* [Exercise instructions]
List every line below containing "ساعت".

Some records:
---*---
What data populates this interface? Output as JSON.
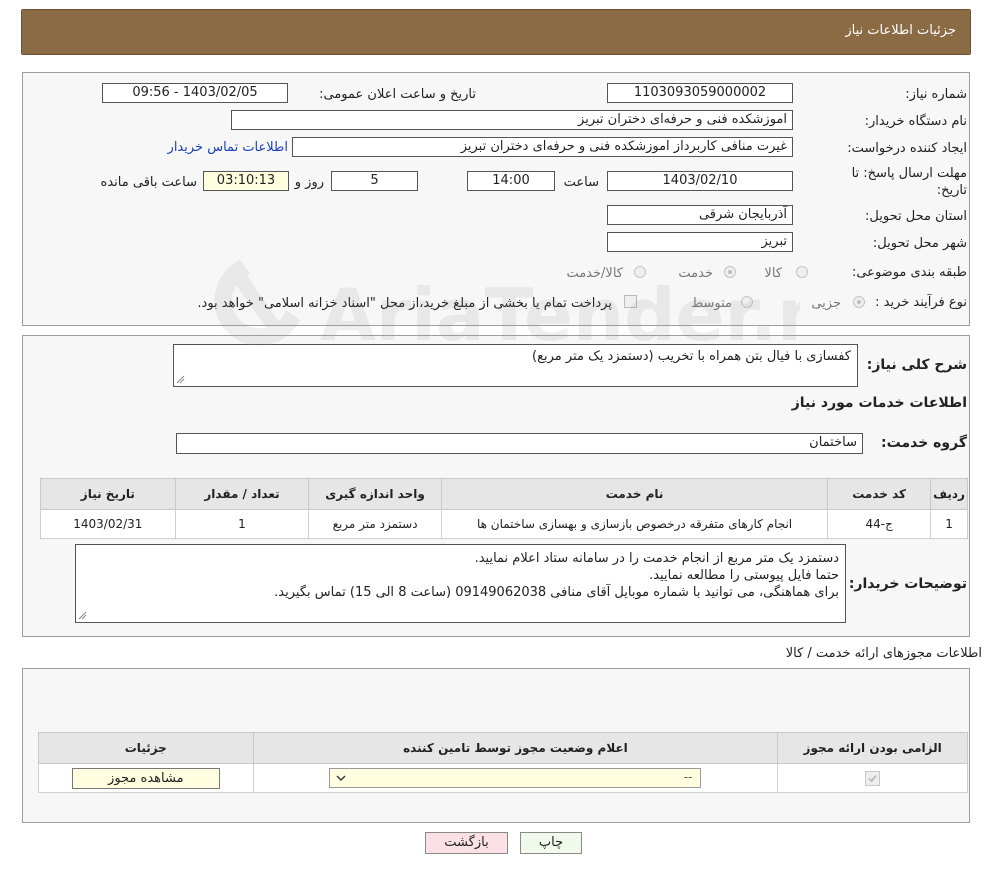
{
  "header": {
    "title": "جزئیات اطلاعات نیاز"
  },
  "form": {
    "need_number_label": "شماره نیاز:",
    "need_number": "1103093059000002",
    "announce_label": "تاریخ و ساعت اعلان عمومی:",
    "announce_value": "1403/02/05 - 09:56",
    "buyer_org_label": "نام دستگاه خریدار:",
    "buyer_org": "اموزشکده فنی و حرفه‌ای دختران تبریز",
    "creator_label": "ایجاد کننده درخواست:",
    "creator": "غیرت منافی کاربرداز اموزشکده فنی و حرفه‌ای دختران تبریز",
    "contact_link": "اطلاعات تماس خریدار",
    "deadline_label_1": "مهلت ارسال پاسخ: تا",
    "deadline_label_2": "تاریخ:",
    "deadline_date": "1403/02/10",
    "time_label": "ساعت",
    "deadline_time": "14:00",
    "days": "5",
    "days_label": "روز و",
    "remaining": "03:10:13",
    "remaining_label": "ساعت باقی مانده",
    "province_label": "استان محل تحویل:",
    "province": "آذربایجان شرقی",
    "city_label": "شهر محل تحویل:",
    "city": "تبریز",
    "category_label": "طبقه بندی موضوعی:",
    "category_options": [
      "کالا",
      "خدمت",
      "کالا/خدمت"
    ],
    "process_label": "نوع فرآیند خرید :",
    "process_options": [
      "جزیی",
      "متوسط"
    ],
    "process_note": "پرداخت تمام یا بخشی از مبلغ خرید،از محل \"اسناد خزانه اسلامی\" خواهد بود."
  },
  "details": {
    "summary_label": "شرح کلی نیاز:",
    "summary": "کفسازی با فیال بتن همراه با تخریب (دستمزد یک متر مربع)",
    "services_title": "اطلاعات خدمات مورد نیاز",
    "service_group_label": "گروه خدمت:",
    "service_group": "ساختمان",
    "table": {
      "headers": [
        "ردیف",
        "کد خدمت",
        "نام خدمت",
        "واحد اندازه گیری",
        "تعداد / مقدار",
        "تاریخ نیاز"
      ],
      "rows": [
        [
          "1",
          "ج-44",
          "انجام کارهای متفرقه درخصوص بازسازی و بهسازی ساختمان ها",
          "دستمزد متر مربع",
          "1",
          "1403/02/31"
        ]
      ]
    },
    "buyer_notes_label": "توضیحات خریدار:",
    "buyer_notes": [
      "دستمزد یک متر مربع از انجام خدمت را در سامانه ستاد اعلام نمایید.",
      "حتما فایل پیوستی را مطالعه نمایید.",
      "برای هماهنگی، می توانید با شماره موبایل آقای منافی 09149062038 (ساعت 8 الی 15) تماس بگیرید."
    ]
  },
  "permits": {
    "title": "اطلاعات مجوزهای ارائه خدمت / کالا",
    "headers": [
      "الزامی بودن ارائه مجوز",
      "اعلام وضعیت مجوز توسط تامین کننده",
      "جزئیات"
    ],
    "select_value": "--",
    "view_button": "مشاهده مجوز"
  },
  "actions": {
    "print": "چاپ",
    "back": "بازگشت"
  },
  "watermark": "AriaTender.neT"
}
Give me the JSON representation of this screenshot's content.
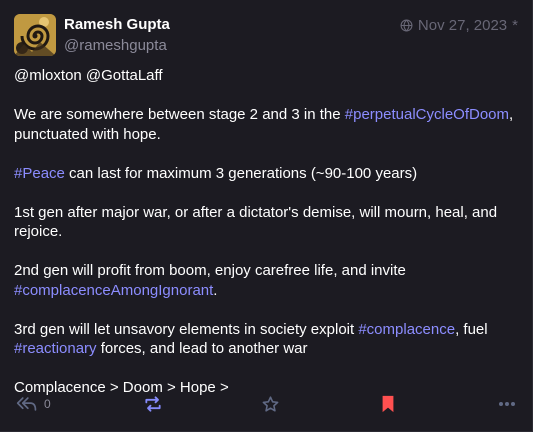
---*---
* [Task solution]
    "announce_label": "تاریخ و ساعت اعلان عمومی:",
    "time_label": "ساعت",
    "remaining_label": "ساعت باقی مانده",
      "برای هماهنگی، می توانید با شماره موبایل آقای منافی 09149062038 (ساعت 8 الی 15) تماس بگیرید."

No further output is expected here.